> GOAL: Your answer should be one number: how many lines of the data include the string "every"?

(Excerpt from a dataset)
# # # # # # #
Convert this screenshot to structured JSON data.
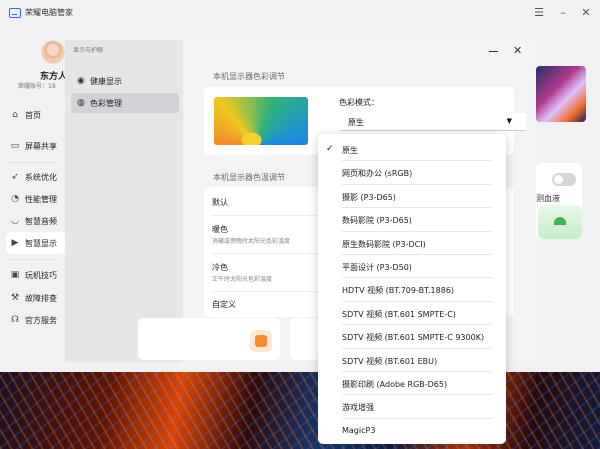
{
  "app": {
    "title": "荣耀电脑管家",
    "user_name": "东方人",
    "account_prefix": "荣耀账号：18"
  },
  "window_controls": {
    "menu": "☰",
    "minimize": "–",
    "close": "✕"
  },
  "sidebar": {
    "items": [
      {
        "label": "首页",
        "icon": "home-icon",
        "glyph": "⌂"
      },
      {
        "label": "屏幕共享",
        "icon": "screen-share-icon",
        "glyph": "▭"
      },
      {
        "label": "系统优化",
        "icon": "rocket-icon",
        "glyph": "➶"
      },
      {
        "label": "性能管理",
        "icon": "performance-icon",
        "glyph": "◔"
      },
      {
        "label": "智慧音频",
        "icon": "headphones-icon",
        "glyph": "◡"
      },
      {
        "label": "智慧显示",
        "icon": "display-icon",
        "glyph": "▶"
      },
      {
        "label": "玩机技巧",
        "icon": "tips-icon",
        "glyph": "▣"
      },
      {
        "label": "故障排查",
        "icon": "wrench-icon",
        "glyph": "⚒"
      },
      {
        "label": "官方服务",
        "icon": "service-icon",
        "glyph": "☊"
      }
    ]
  },
  "subpanel": {
    "crumb": "显示与护眼",
    "items": [
      {
        "label": "健康显示",
        "icon": "eye-icon",
        "glyph": "◉"
      },
      {
        "label": "色彩管理",
        "icon": "palette-icon",
        "glyph": "◍"
      }
    ]
  },
  "color_section": {
    "title": "本机显示器色彩调节",
    "mode_label": "色彩模式：",
    "mode_value": "原生"
  },
  "temp_section": {
    "title": "本机显示器色温调节",
    "rows": [
      {
        "title": "默认",
        "desc": ""
      },
      {
        "title": "暖色",
        "desc": "消藏或傍晚时太阳光色彩温度"
      },
      {
        "title": "冷色",
        "desc": "正午时太阳光色彩温度"
      },
      {
        "title": "自定义",
        "desc": ""
      }
    ]
  },
  "right_widget": {
    "label": "测血液"
  },
  "dropdown": {
    "selected_index": 0,
    "options": [
      "原生",
      "网页和办公 (sRGB)",
      "摄影 (P3-D65)",
      "数码影院 (P3-D65)",
      "原生数码影院 (P3-DCI)",
      "平面设计 (P3-D50)",
      "HDTV 视频 (BT.709-BT.1886)",
      "SDTV 视频 (BT.601 SMPTE-C)",
      "SDTV 视频 (BT.601 SMPTE-C 9300K)",
      "SDTV 视频 (BT.601 EBU)",
      "摄影印刷 (Adobe RGB-D65)",
      "游戏增强",
      "MagicP3"
    ]
  }
}
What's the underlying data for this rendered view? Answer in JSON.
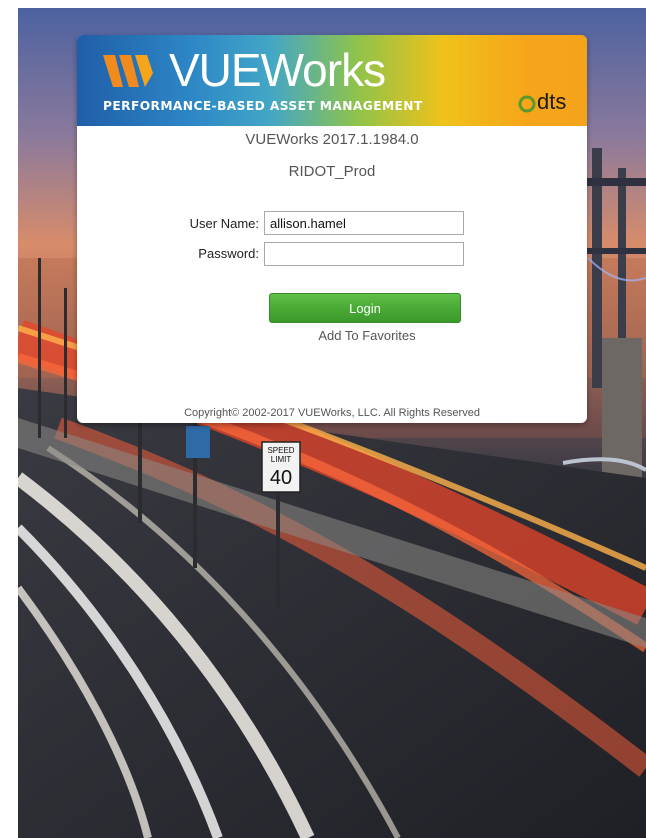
{
  "brand": {
    "product_name": "VUEWorks",
    "tagline": "PERFORMANCE-BASED ASSET MANAGEMENT",
    "partner_name": "dts"
  },
  "app": {
    "version": "VUEWorks 2017.1.1984.0",
    "environment": "RIDOT_Prod"
  },
  "login_form": {
    "username_label": "User Name:",
    "username_value": "allison.hamel",
    "password_label": "Password:",
    "password_value": "",
    "login_button_label": "Login",
    "favorites_link_label": "Add To Favorites"
  },
  "footer": {
    "copyright": "Copyright© 2002-2017 VUEWorks, LLC. All Rights Reserved"
  },
  "background": {
    "speed_sign_top": "SPEED",
    "speed_sign_middle": "LIMIT",
    "speed_sign_value": "40"
  },
  "colors": {
    "login_button": "#48a834",
    "brand_blue": "#1f5ea8",
    "brand_orange": "#f5a31a"
  }
}
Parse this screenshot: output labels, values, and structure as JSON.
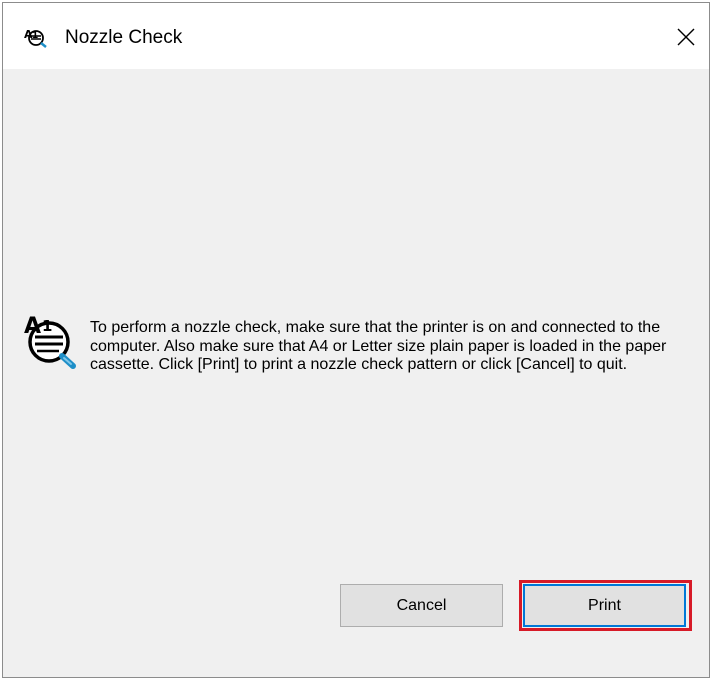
{
  "window": {
    "title": "Nozzle Check",
    "title_icon": "printer-nozzle-icon",
    "close_icon": "close-icon"
  },
  "dialog": {
    "icon": "nozzle-check-icon",
    "message": "To perform a nozzle check, make sure that the printer is on and connected to the computer. Also make sure that A4 or Letter size plain paper is loaded in the paper cassette. Click [Print] to print a nozzle check pattern or click [Cancel] to quit."
  },
  "buttons": {
    "cancel_label": "Cancel",
    "print_label": "Print"
  },
  "colors": {
    "dialog_background": "#f0f0f0",
    "button_face": "#e1e1e1",
    "button_border": "#adadad",
    "focus_border": "#0078d7",
    "annotation_highlight": "#d71a27"
  }
}
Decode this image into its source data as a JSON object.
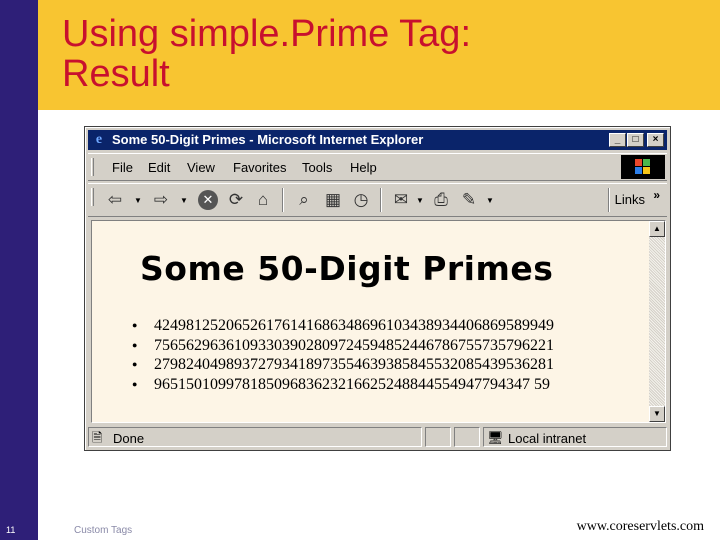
{
  "slide": {
    "title_line1": "Using simple.Prime Tag:",
    "title_line2": "Result",
    "number": "11",
    "footer_center": "Custom Tags",
    "footer_url": "www.coreservlets.com"
  },
  "browser": {
    "title": "Some 50-Digit Primes - Microsoft Internet Explorer",
    "window_buttons": {
      "minimize": "_",
      "maximize": "□",
      "close": "×"
    },
    "menu": [
      "File",
      "Edit",
      "View",
      "Favorites",
      "Tools",
      "Help"
    ],
    "toolbar": {
      "links_label": "Links",
      "links_chevron": "»",
      "icons": [
        "back-icon",
        "forward-icon",
        "stop-icon",
        "refresh-icon",
        "home-icon",
        "search-icon",
        "favorites-icon",
        "history-icon",
        "mail-icon",
        "print-icon",
        "edit-icon"
      ]
    },
    "page": {
      "heading": "Some 50-Digit Primes",
      "primes": [
        "42498125206526176141686348696103438934406869589949",
        "75656296361093303902809724594852446786755735796221",
        "27982404989372793418973554639385845532085439536281",
        "96515010997818509683623216625248844554947794347 59"
      ]
    },
    "status": {
      "text": "Done",
      "zone": "Local intranet"
    }
  },
  "colors": {
    "title_red": "#c8102e",
    "title_bar": "#f8c531",
    "left_bar": "#2e1f78",
    "window_title": "#0a246a"
  }
}
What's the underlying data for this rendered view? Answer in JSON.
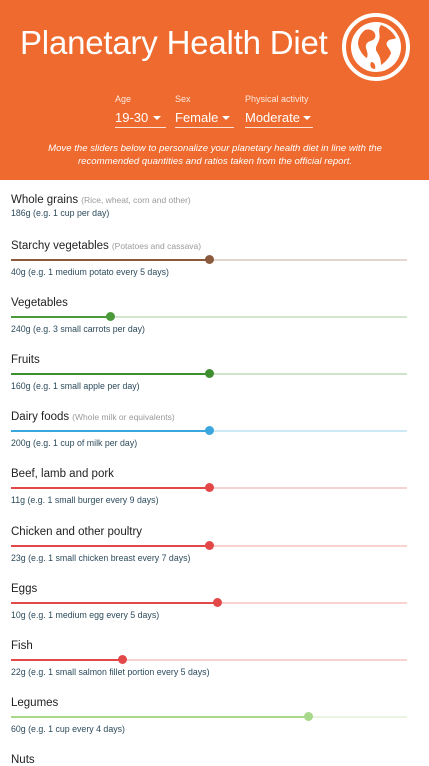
{
  "header": {
    "title": "Planetary Health Diet",
    "intro": "Move the sliders below to personalize your planetary health diet in line with the recommended quantities and ratios taken from the official report.",
    "bg_color": "#ef6a2e"
  },
  "selects": {
    "age": {
      "label": "Age",
      "value": "19-30"
    },
    "sex": {
      "label": "Sex",
      "value": "Female"
    },
    "activity": {
      "label": "Physical activity",
      "value": "Moderate"
    }
  },
  "foods": [
    {
      "name": "Whole grains",
      "note": "(Rice, wheat, corn and other)",
      "amount": "186g (e.g. 1 cup per day)",
      "level": null,
      "color": "#999999"
    },
    {
      "name": "Starchy vegetables",
      "note": "(Potatoes and cassava)",
      "amount": "40g (e.g. 1 medium potato every 5 days)",
      "level": 0.5,
      "color": "#8b5a3c"
    },
    {
      "name": "Vegetables",
      "note": "",
      "amount": "240g (e.g. 3 small carrots per day)",
      "level": 0.25,
      "color": "#4a9a3a"
    },
    {
      "name": "Fruits",
      "note": "",
      "amount": "160g (e.g. 1 small apple per day)",
      "level": 0.5,
      "color": "#3f8f2f"
    },
    {
      "name": "Dairy foods",
      "note": "(Whole milk or equivalents)",
      "amount": "200g (e.g. 1 cup of milk per day)",
      "level": 0.5,
      "color": "#3aa6dd"
    },
    {
      "name": "Beef, lamb and pork",
      "note": "",
      "amount": "11g (e.g. 1 small burger every 9 days)",
      "level": 0.5,
      "color": "#e34848"
    },
    {
      "name": "Chicken and other poultry",
      "note": "",
      "amount": "23g (e.g. 1 small chicken breast every 7 days)",
      "level": 0.5,
      "color": "#e34848"
    },
    {
      "name": "Eggs",
      "note": "",
      "amount": "10g (e.g. 1 medium egg every 5 days)",
      "level": 0.52,
      "color": "#e34848"
    },
    {
      "name": "Fish",
      "note": "",
      "amount": "22g (e.g. 1 small salmon fillet portion every 5 days)",
      "level": 0.28,
      "color": "#e34848"
    },
    {
      "name": "Legumes",
      "note": "",
      "amount": "60g (e.g. 1 cup every 4 days)",
      "level": 0.75,
      "color": "#a8d88a"
    },
    {
      "name": "Nuts",
      "note": "",
      "amount": "",
      "level": null,
      "color": "#999999"
    }
  ]
}
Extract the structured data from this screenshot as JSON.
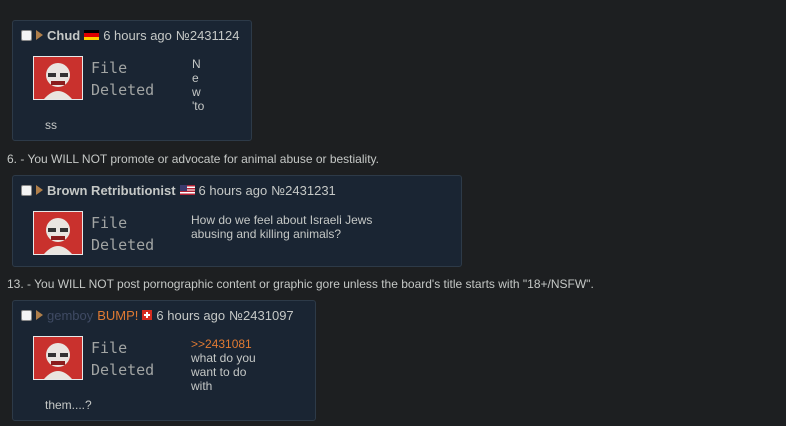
{
  "rules": {
    "rule6": "6. - You WILL NOT promote or advocate for animal abuse or bestiality.",
    "rule13": "13. - You WILL NOT post pornographic content or graphic gore unless the board's title starts with \"18+/NSFW\"."
  },
  "posts": [
    {
      "name": "Chud",
      "flag": "germany-flag",
      "time": "6 hours ago",
      "number": "№2431124",
      "file_label": "File\nDeleted",
      "message_lines": [
        "N",
        "e",
        "w",
        "'to"
      ],
      "tail": "ss"
    },
    {
      "name": "Brown Retributionist",
      "flag": "usa-flag",
      "time": "6 hours ago",
      "number": "№2431231",
      "file_label": "File\nDeleted",
      "message_lines": [
        "How do we feel about Israeli Jews",
        "abusing and killing animals?"
      ]
    },
    {
      "name": "gemboy",
      "tag": "BUMP!",
      "flag": "switzerland-flag",
      "time": "6 hours ago",
      "number": "№2431097",
      "file_label": "File\nDeleted",
      "quote": ">>2431081",
      "message_lines": [
        "what do you",
        "want to do",
        "with"
      ],
      "tail": "them....?"
    }
  ],
  "colors": {
    "background": "#1d1f21",
    "post_bg": "#1a2533",
    "quote": "#e07a33",
    "thumb_red": "#c9312d"
  }
}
# # # # # # #
> EXERCISE OUTPUT: 6